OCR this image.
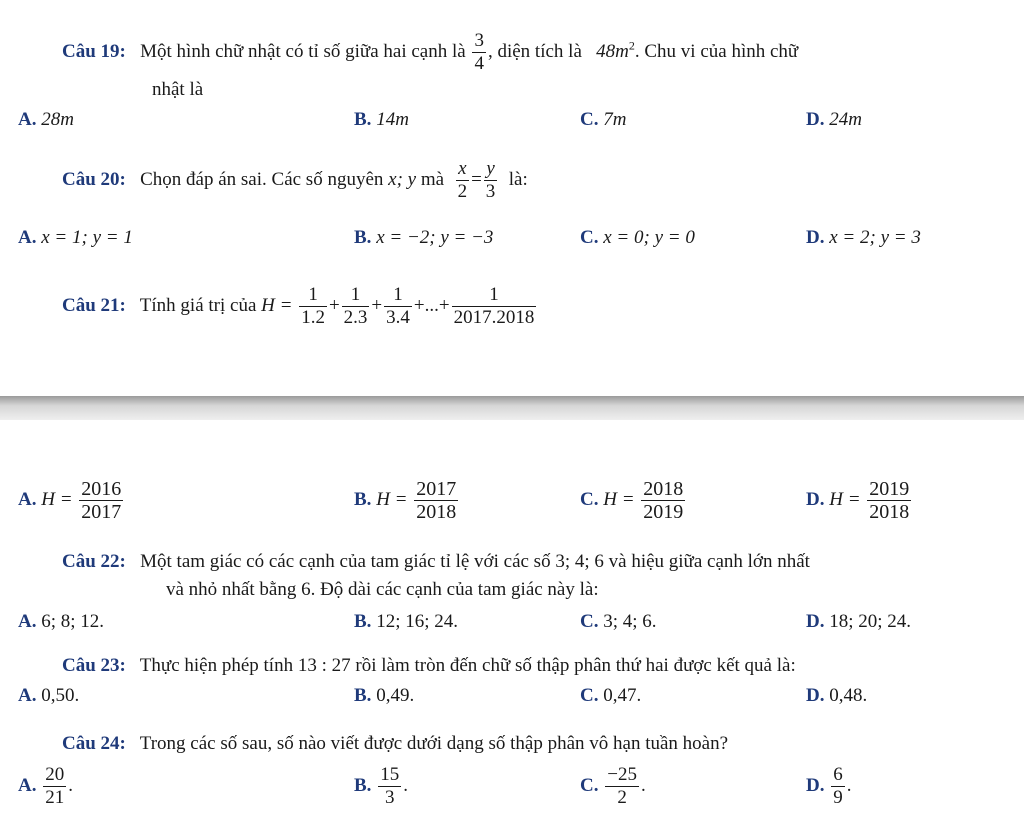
Câu 19: Một hình chữ nhật có tỉ số giữa hai cạnh là $\frac{3}{4}$ , diện tích là $48m^2$. Chu vi của hình chữ
nhật là
A. 28m	B. 14m	C. 7m	D. 24m
Câu 20: Chọn đáp án sai. Các số nguyên x; y mà $\frac{x}{2} = \frac{y}{3}$ là:
A. x = 1; y = 1	B. x = −2; y = −3	C. x = 0; y = 0	D. x = 2; y = 3
Câu 21: Tính giá trị của $H = \frac{1}{1.2} + \frac{1}{2.3} + \frac{1}{3.4}$ +...+ $\frac{1}{2017.2018}$
A. $H = \frac{2016}{2017}$	B. $H = \frac{2017}{2018}$	C. $H = \frac{2018}{2019}$	D. $H = \frac{2019}{2018}$
Câu 22: Một tam giác có các cạnh của tam giác tỉ lệ với các số 3; 4; 6 và hiệu giữa cạnh lớn nhất
và nhỏ nhất bằng 6. Độ dài các cạnh của tam giác này là:
A. 6; 8; 12.	B. 12; 16; 24.	C. 3; 4; 6.	D. 18; 20; 24.
Câu 23: Thực hiện phép tính 13 : 27 rồi làm tròn đến chữ số thập phân thứ hai được kết quả là:
A. 0,50.	B. 0,49.	C. 0,47.	D. 0,48.
Câu 24: Trong các số sau, số nào viết được dưới dạng số thập phân vô hạn tuần hoàn?
A. $\frac{20}{21}$ .	B. $\frac{15}{3}$ .	C. $\frac{-25}{2}$ .	D. $\frac{6}{9}$ .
* * *
Without including any pictures, print all of the material exactly as given.

OCR this image.
Câu 19: Một hình chữ nhật có tỉ số giữa hai cạnh là $\frac{3}{4}$ , diện tích là $48m^2$. Chu vi của hình chữ
nhật là
A. 28m	B. 14m	C. 7m	D. 24m
Câu 20: Chọn đáp án sai. Các số nguyên x; y mà $\frac{x}{2} = \frac{y}{3}$ là:
A. x = 1; y = 1	B. x = −2; y = −3	C. x = 0; y = 0	D. x = 2; y = 3
Câu 21: Tính giá trị của $H = \frac{1}{1.2} + \frac{1}{2.3} + \frac{1}{3.4}$ +...+ $\frac{1}{2017.2018}$
A. $H = \frac{2016}{2017}$	B. $H = \frac{2017}{2018}$	C. $H = \frac{2018}{2019}$	D. $H = \frac{2019}{2018}$
Câu 22: Một tam giác có các cạnh của tam giác tỉ lệ với các số 3; 4; 6 và hiệu giữa cạnh lớn nhất
và nhỏ nhất bằng 6. Độ dài các cạnh của tam giác này là:
A. 6; 8; 12.	B. 12; 16; 24.	C. 3; 4; 6.	D. 18; 20; 24.
Câu 23: Thực hiện phép tính 13 : 27 rồi làm tròn đến chữ số thập phân thứ hai được kết quả là:
A. 0,50.	B. 0,49.	C. 0,47.	D. 0,48.
Câu 24: Trong các số sau, số nào viết được dưới dạng số thập phân vô hạn tuần hoàn?
A. $\frac{20}{21}$ .	B. $\frac{15}{3}$ .	C. $\frac{-25}{2}$ .	D. $\frac{6}{9}$ .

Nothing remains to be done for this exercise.